__作業内容__.
- A) 下の熱伝導試験の文章にある「この試験では、両試験片V,Hの下面から加熱される。」という文を英語に訳してください。
- B) 下の熱伝導試験の文章によると、両試験片V,Hはホットプレート上で約何℃まで加温されたか答えてください。
- C) 下の熱伝導試験の文章を、最後の文の後から続けて書いてください。

__対象テキスト__.
◆ ◆ ◆ ◆

図5は、両試験片V,Hの断面写真と、それらを模式的に示す図とを示す。
図5の写真と模式図とから、試験片Vは縦方向に長い孔15を有しており、試験片Hは横方向(水平方向)に長い孔15を有していることがわかる。
【0036】
図6は、熱伝導試験の結果(加温開始から5min後)を説明するための図を示す。
図7は、熱伝導試験の結果(加温開始から30min後)を説明するための図を示す。
【0037】
両試験片V,Hをホットプレート30上に静置して、約150℃まで加温した。この試験では、両試験片V,Hの下面から加熱される。
図6および
図7は、加温開始から5分後(a)および加温開始から30分後(b)の両試験片V,Hのサーモグラフィカメラで撮影した温度分布をそれぞれ示す。なお、(a)と(b)では、試験片を変えて撮影した。温度分布は、サーモグラフィカメラ(日本アビオニクス社製)を用いて観察した。
図6および
図7中の「セル目方向」は、孔15の長い方向を意味する。両試験片V,Hにおける横縞模様は温度分布を示し、ホットプレート30に近いゾーンほど高い温度となっている。
【0038】
両試験片V,Hの温度分布を比較すると、加温開始から5分後および30分後の両条件において、試験片Hの方が約70℃の温度ライン(白矢印の示す位置)が低い位置にあることがわかった(矢印の指している位置の白線を参照。)。また、70℃より高温のラインで見ても、同様に、試験片Hの方が低い位置にあることがわかった。この結果から、孔15が横方向に長い試験片Hは、孔15が縦方向に長い試験片Vに比べて、熱伝導速度が小さいことがわかった。
【0039】
4.バッテリー
次に、本発明の実施形態に係るバッテリーについて図面を参照しながら説明する。バッテリー内には、前述の実施形態に係る延焼防止型セルユニット1が装填されている。
【0040】
図8は、実施形態に係るバッテリーに延焼防止型セルユニットを装填する状況および装填完了後の状況の斜視図を示す。

◆ ◆ ◆ ◆

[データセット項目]
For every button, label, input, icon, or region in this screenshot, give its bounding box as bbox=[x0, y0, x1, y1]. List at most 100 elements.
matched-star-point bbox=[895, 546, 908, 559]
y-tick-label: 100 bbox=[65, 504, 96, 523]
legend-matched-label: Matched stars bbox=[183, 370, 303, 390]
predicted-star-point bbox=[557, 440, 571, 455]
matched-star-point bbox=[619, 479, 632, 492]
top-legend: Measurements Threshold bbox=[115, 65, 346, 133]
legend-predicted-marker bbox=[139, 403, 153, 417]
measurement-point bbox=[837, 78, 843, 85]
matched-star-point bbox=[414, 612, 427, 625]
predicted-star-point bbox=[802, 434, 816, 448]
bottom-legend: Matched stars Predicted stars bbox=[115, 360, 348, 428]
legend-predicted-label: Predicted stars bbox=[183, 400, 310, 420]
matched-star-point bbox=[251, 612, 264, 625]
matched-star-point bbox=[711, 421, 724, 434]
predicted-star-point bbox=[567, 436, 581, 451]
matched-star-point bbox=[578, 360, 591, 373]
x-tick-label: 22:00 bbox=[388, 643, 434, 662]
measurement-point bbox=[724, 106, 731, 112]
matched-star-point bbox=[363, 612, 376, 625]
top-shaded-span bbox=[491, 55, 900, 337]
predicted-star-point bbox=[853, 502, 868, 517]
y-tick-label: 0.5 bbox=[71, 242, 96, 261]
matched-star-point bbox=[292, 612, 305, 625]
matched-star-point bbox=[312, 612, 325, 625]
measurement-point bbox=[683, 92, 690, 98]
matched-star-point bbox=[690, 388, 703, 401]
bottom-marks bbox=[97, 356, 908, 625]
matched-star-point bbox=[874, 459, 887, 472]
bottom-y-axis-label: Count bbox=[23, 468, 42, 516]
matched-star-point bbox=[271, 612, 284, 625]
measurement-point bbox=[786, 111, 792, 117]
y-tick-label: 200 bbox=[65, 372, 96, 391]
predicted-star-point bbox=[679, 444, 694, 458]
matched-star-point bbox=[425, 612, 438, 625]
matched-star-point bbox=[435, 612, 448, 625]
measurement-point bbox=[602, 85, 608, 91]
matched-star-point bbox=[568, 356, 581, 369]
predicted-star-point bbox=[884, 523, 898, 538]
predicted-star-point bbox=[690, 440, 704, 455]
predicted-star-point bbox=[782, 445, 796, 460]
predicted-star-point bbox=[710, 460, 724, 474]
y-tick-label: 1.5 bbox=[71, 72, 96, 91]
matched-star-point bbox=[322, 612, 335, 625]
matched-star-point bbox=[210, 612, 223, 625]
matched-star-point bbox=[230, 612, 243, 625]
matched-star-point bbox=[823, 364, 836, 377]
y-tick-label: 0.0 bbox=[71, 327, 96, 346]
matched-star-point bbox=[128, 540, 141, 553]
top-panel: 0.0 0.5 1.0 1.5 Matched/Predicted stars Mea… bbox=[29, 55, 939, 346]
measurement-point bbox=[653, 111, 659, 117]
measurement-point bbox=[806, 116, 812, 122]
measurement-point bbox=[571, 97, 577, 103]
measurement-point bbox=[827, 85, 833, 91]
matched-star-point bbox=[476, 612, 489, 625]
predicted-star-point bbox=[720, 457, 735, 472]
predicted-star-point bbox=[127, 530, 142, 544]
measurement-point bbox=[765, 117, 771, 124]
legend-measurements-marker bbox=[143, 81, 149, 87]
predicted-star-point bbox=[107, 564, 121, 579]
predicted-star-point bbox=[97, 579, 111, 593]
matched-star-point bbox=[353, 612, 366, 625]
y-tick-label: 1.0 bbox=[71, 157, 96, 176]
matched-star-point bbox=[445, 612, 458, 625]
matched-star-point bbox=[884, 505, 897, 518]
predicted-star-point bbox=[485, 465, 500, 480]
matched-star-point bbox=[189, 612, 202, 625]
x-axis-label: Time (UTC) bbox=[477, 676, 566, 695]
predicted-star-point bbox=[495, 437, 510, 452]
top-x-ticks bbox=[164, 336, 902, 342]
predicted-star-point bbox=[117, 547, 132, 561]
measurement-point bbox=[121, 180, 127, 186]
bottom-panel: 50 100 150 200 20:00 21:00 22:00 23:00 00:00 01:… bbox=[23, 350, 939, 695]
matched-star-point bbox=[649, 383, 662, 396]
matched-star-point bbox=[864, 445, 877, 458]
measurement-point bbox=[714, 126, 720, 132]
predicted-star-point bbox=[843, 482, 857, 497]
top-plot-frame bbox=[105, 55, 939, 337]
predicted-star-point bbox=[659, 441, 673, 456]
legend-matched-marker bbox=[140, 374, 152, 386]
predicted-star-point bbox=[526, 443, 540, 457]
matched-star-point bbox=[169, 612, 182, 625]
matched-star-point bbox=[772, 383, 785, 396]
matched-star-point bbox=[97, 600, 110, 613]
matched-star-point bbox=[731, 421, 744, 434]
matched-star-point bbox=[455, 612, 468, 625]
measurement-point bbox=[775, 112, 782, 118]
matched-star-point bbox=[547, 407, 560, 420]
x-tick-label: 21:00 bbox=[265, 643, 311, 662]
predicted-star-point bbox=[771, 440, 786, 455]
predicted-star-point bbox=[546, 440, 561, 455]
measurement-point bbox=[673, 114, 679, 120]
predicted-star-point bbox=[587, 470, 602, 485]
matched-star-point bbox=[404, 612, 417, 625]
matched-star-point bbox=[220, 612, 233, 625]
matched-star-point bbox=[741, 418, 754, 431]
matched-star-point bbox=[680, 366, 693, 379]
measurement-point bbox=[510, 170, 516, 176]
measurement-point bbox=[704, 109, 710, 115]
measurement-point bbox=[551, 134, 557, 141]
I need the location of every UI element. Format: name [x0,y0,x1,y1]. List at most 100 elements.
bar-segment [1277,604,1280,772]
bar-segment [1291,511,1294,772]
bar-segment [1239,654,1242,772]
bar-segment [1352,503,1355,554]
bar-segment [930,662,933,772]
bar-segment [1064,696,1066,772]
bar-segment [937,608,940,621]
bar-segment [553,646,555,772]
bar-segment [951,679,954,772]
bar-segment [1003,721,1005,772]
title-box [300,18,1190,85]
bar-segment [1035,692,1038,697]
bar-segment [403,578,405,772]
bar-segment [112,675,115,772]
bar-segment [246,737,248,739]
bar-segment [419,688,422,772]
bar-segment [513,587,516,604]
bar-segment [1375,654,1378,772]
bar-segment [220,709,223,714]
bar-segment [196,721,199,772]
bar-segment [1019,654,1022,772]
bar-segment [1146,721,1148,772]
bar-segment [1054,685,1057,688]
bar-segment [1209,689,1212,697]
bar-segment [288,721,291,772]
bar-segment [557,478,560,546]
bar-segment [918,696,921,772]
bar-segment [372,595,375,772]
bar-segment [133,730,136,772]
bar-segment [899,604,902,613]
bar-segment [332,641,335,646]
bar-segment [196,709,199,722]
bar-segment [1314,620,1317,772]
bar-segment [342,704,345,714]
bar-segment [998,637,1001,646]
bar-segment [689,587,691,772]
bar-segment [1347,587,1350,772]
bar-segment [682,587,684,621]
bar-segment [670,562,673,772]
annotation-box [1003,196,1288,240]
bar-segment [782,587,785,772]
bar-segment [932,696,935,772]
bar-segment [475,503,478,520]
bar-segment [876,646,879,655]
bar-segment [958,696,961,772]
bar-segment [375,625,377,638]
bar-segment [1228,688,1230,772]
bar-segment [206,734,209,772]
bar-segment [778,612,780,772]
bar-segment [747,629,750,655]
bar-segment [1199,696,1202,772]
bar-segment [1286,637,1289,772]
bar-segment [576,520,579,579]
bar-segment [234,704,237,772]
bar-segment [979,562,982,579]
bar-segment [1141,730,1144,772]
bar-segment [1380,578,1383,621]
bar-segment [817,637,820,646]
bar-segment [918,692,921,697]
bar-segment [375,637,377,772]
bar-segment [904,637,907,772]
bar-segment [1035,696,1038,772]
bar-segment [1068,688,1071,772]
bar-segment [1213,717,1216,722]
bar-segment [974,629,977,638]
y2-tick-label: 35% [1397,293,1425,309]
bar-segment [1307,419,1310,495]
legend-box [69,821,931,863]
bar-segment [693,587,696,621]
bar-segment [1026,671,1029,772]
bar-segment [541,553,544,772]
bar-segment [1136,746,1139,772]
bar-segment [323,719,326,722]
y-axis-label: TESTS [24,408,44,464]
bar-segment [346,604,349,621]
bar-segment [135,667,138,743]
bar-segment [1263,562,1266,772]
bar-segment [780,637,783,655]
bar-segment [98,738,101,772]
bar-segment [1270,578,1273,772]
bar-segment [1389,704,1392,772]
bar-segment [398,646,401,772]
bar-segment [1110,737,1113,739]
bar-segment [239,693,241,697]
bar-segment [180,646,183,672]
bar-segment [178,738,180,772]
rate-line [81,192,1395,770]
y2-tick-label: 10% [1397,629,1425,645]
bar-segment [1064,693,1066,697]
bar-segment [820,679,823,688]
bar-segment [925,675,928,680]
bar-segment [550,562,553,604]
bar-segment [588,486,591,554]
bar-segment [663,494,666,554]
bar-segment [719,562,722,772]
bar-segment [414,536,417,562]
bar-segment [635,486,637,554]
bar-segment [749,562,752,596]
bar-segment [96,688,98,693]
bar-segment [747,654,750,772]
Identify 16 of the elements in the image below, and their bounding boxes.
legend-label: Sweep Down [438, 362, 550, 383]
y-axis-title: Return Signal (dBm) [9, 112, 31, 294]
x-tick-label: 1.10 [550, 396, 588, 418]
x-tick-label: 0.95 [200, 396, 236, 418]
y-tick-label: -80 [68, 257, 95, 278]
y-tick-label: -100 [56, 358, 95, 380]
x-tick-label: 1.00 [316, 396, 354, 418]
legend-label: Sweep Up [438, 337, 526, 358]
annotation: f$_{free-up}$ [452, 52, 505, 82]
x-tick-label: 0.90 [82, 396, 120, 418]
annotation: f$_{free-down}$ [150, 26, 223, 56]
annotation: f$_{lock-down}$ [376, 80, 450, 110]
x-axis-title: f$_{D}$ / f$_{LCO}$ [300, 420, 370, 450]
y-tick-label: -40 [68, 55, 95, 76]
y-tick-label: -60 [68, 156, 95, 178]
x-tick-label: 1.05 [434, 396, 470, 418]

◆ ◆ ◆ ◆

__作業結果__.
- A) In this test, both test pieces V and H are heated from their lower surfaces.

- B) 約150℃まで加温された。

- C)
【0041】
この実施形態に係るバッテリー40は、例えば、電気自動車用のバッテリーであって、バッテリーセル20を複数並べて備える。バッテリーセル20の個数は、この実施形態では12個であるが、2~11個または13個以上でも良い。バッテリー40は、蓄電池であり、好ましくはリチウムイオンバッテリーである。バッテリー40は、一方に開口する有底型の筐体41を備える。バッテリーセル20は、筐体41の内部44に配置される。複数のバッテリーセル20は、好ましくは、筐体41内において、その両側からネジ等を利用して圧縮する方向に力を与えられて、互いに密着するようになっている(不図示)。筐体41の底部42(冷却部位の一例)には、冷却剤45の一例である冷却水を流すために、1または複数の水冷パイプ43が備えられている。冷却剤45は、冷却媒体あるいは冷却材と称しても良い。バッテリーセル20は、隣接するバッテリーセル20との間に、延焼防止シート10を挟む形態で筐体41内に配置されている。延焼防止シート10は、バッテリーセル20に付着して1つの延焼防止型セルユニット1を形成している。延焼防止型セルユニット1は、筐体41の内部44に向けて装填される(矢印C方向を参照。)。
【0042】
バッテリーセル20間に配置される延焼防止シート10は、延焼防止シート10の面内に平行で、かつ延焼防止シート10の厚さ方向に略直角を成す方向に、孔15の長さ方向を向けている多孔性のシートである。このため、延焼防止シート10は、過熱状態のバッテリーセル20の熱が隣のバッテリーセル20に伝導する際に熱伝導を低くすることができる。この結果、延焼防止シート10は、バッテリーセル20間の延焼防止効果の高いシートとなる。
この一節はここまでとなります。